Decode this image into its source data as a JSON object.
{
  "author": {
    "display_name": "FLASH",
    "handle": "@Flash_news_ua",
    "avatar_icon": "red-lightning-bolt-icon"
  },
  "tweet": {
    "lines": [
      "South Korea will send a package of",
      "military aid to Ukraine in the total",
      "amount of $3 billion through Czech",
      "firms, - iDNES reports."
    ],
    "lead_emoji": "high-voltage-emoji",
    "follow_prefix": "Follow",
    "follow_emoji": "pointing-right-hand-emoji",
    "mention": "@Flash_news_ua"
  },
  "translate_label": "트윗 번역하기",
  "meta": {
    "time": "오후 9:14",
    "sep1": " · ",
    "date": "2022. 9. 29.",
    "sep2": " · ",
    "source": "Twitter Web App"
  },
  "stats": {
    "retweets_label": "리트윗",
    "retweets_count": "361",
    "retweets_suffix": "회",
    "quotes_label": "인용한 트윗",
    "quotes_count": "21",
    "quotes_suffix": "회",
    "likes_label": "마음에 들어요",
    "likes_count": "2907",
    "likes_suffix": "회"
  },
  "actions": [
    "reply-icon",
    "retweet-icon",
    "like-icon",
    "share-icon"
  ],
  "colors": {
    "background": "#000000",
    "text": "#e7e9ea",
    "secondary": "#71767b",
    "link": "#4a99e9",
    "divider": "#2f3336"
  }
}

________________________________________

What is required:
Extract every line above that contains the word "icon".

Task answer:
    "avatar_icon": "red-lightning-bolt-icon"
    "reply-icon",
    "retweet-icon",
    "like-icon",
    "share-icon"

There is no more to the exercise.